INSTRUCTION:
Go through the listing below and list every line with "Other".

GIVEN DATA:

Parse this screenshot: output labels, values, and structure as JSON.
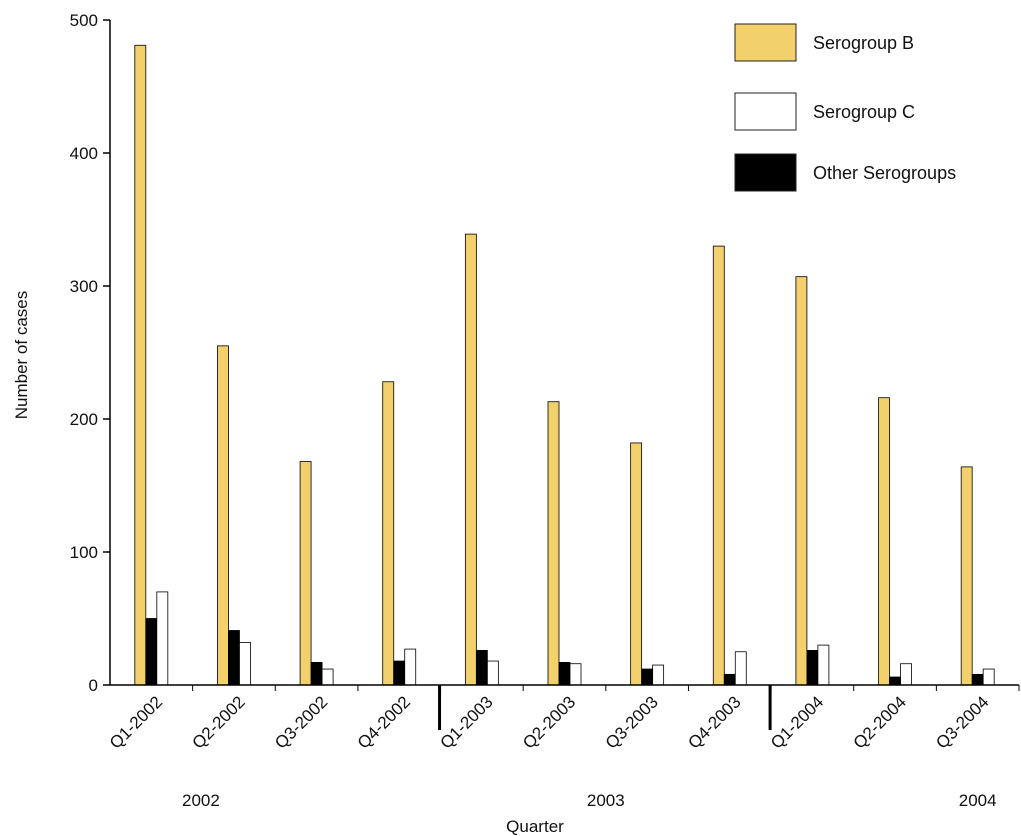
{
  "chart_data": {
    "type": "bar",
    "title": "",
    "xlabel": "Quarter",
    "ylabel": "Number of cases",
    "ylim": [
      0,
      500
    ],
    "yticks": [
      0,
      100,
      200,
      300,
      400,
      500
    ],
    "categories": [
      "Q1-2002",
      "Q2-2002",
      "Q3-2002",
      "Q4-2002",
      "Q1-2003",
      "Q2-2003",
      "Q3-2003",
      "Q4-2003",
      "Q1-2004",
      "Q2-2004",
      "Q3-2004"
    ],
    "series": [
      {
        "name": "Serogroup B",
        "color": "#f2d06b",
        "values": [
          481,
          255,
          168,
          228,
          339,
          213,
          182,
          330,
          307,
          216,
          164
        ]
      },
      {
        "name": "Other Serogroups",
        "color": "#000000",
        "values": [
          50,
          41,
          17,
          18,
          26,
          17,
          12,
          8,
          26,
          6,
          8
        ]
      },
      {
        "name": "Serogroup  C",
        "color": "#ffffff",
        "values": [
          70,
          32,
          12,
          27,
          18,
          16,
          15,
          25,
          30,
          16,
          12
        ]
      }
    ],
    "legend": {
      "position": "top-right",
      "items": [
        {
          "name": "Serogroup B",
          "color": "#f2d06b"
        },
        {
          "name": "Serogroup  C",
          "color": "#ffffff"
        },
        {
          "name": "Other Serogroups",
          "color": "#000000"
        }
      ]
    },
    "year_groups": [
      {
        "label": "2002",
        "start": 0,
        "end": 3
      },
      {
        "label": "2003",
        "start": 4,
        "end": 7
      },
      {
        "label": "2004",
        "start": 8,
        "end": 10
      }
    ],
    "grid": false
  }
}
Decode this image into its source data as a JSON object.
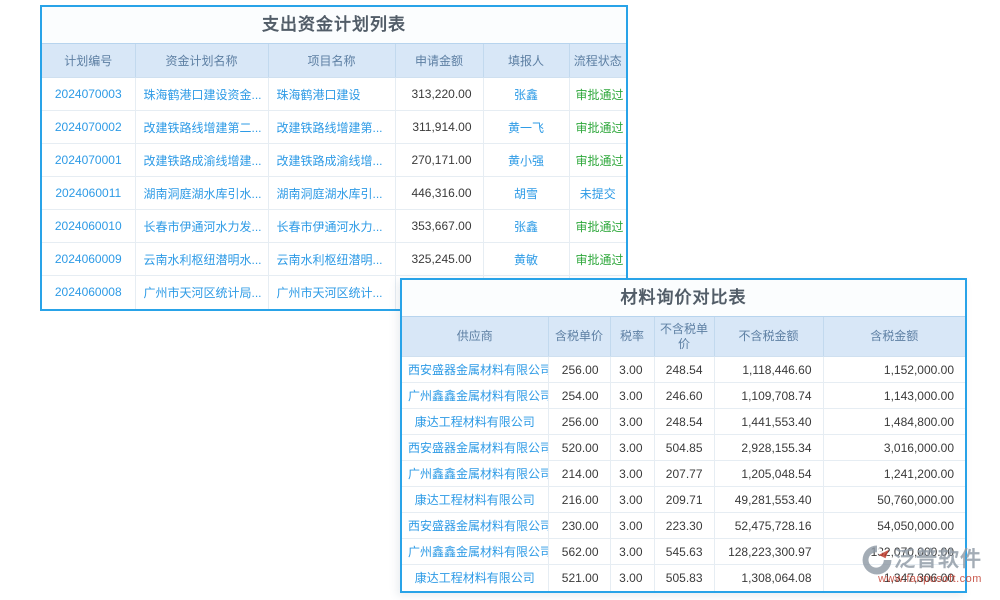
{
  "fund_plan_table": {
    "title": "支出资金计划列表",
    "columns": [
      {
        "key": "plan-id",
        "label": "计划编号",
        "type": "link"
      },
      {
        "key": "plan-name",
        "label": "资金计划名称",
        "type": "link-text"
      },
      {
        "key": "project-name",
        "label": "项目名称",
        "type": "link-text"
      },
      {
        "key": "amount",
        "label": "申请金额",
        "type": "number"
      },
      {
        "key": "reporter",
        "label": "填报人",
        "type": "link"
      },
      {
        "key": "status",
        "label": "流程状态",
        "type": "status"
      }
    ],
    "rows": [
      [
        "2024070003",
        "珠海鹤港口建设资金...",
        "珠海鹤港口建设",
        "313,220.00",
        "张鑫",
        "审批通过"
      ],
      [
        "2024070002",
        "改建铁路线增建第二...",
        "改建铁路线增建第...",
        "311,914.00",
        "黄一飞",
        "审批通过"
      ],
      [
        "2024070001",
        "改建铁路成渝线增建...",
        "改建铁路成渝线增...",
        "270,171.00",
        "黄小强",
        "审批通过"
      ],
      [
        "2024060011",
        "湖南洞庭湖水库引水...",
        "湖南洞庭湖水库引...",
        "446,316.00",
        "胡雪",
        "未提交"
      ],
      [
        "2024060010",
        "长春市伊通河水力发...",
        "长春市伊通河水力...",
        "353,667.00",
        "张鑫",
        "审批通过"
      ],
      [
        "2024060009",
        "云南水利枢纽潜明水...",
        "云南水利枢纽潜明...",
        "325,245.00",
        "黄敏",
        "审批通过"
      ],
      [
        "2024060008",
        "广州市天河区统计局...",
        "广州市天河区统计...",
        "",
        "",
        ""
      ]
    ]
  },
  "inquiry_table": {
    "title": "材料询价对比表",
    "columns": [
      {
        "key": "supplier",
        "label": "供应商",
        "type": "link"
      },
      {
        "key": "price-taxed",
        "label": "含税单价",
        "type": "number"
      },
      {
        "key": "tax-rate",
        "label": "税率",
        "type": "number"
      },
      {
        "key": "price-untaxed",
        "label": "不含税单价",
        "type": "number"
      },
      {
        "key": "amount-untaxed",
        "label": "不含税金额",
        "type": "number"
      },
      {
        "key": "amount-taxed",
        "label": "含税金额",
        "type": "number"
      }
    ],
    "rows": [
      [
        "西安盛器金属材料有限公司",
        "256.00",
        "3.00",
        "248.54",
        "1,118,446.60",
        "1,152,000.00"
      ],
      [
        "广州鑫鑫金属材料有限公司",
        "254.00",
        "3.00",
        "246.60",
        "1,109,708.74",
        "1,143,000.00"
      ],
      [
        "康达工程材料有限公司",
        "256.00",
        "3.00",
        "248.54",
        "1,441,553.40",
        "1,484,800.00"
      ],
      [
        "西安盛器金属材料有限公司",
        "520.00",
        "3.00",
        "504.85",
        "2,928,155.34",
        "3,016,000.00"
      ],
      [
        "广州鑫鑫金属材料有限公司",
        "214.00",
        "3.00",
        "207.77",
        "1,205,048.54",
        "1,241,200.00"
      ],
      [
        "康达工程材料有限公司",
        "216.00",
        "3.00",
        "209.71",
        "49,281,553.40",
        "50,760,000.00"
      ],
      [
        "西安盛器金属材料有限公司",
        "230.00",
        "3.00",
        "223.30",
        "52,475,728.16",
        "54,050,000.00"
      ],
      [
        "广州鑫鑫金属材料有限公司",
        "562.00",
        "3.00",
        "545.63",
        "128,223,300.97",
        "132,070,000.00"
      ],
      [
        "康达工程材料有限公司",
        "521.00",
        "3.00",
        "505.83",
        "1,308,064.08",
        "1,347,306.00"
      ]
    ]
  },
  "status_colors": {
    "审批通过": "#2fa83c",
    "未提交": "#2e9be6"
  },
  "accent_colors": {
    "border": "#29a3e8",
    "header_bg": "#d8e7f7",
    "link": "#2e9be6"
  },
  "watermark": {
    "brand": "泛普软件",
    "url": "www.fanpusoft.com"
  }
}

FULL ANSWER:
        "name": "Other Serogroups",
          "name": "Other Serogroups",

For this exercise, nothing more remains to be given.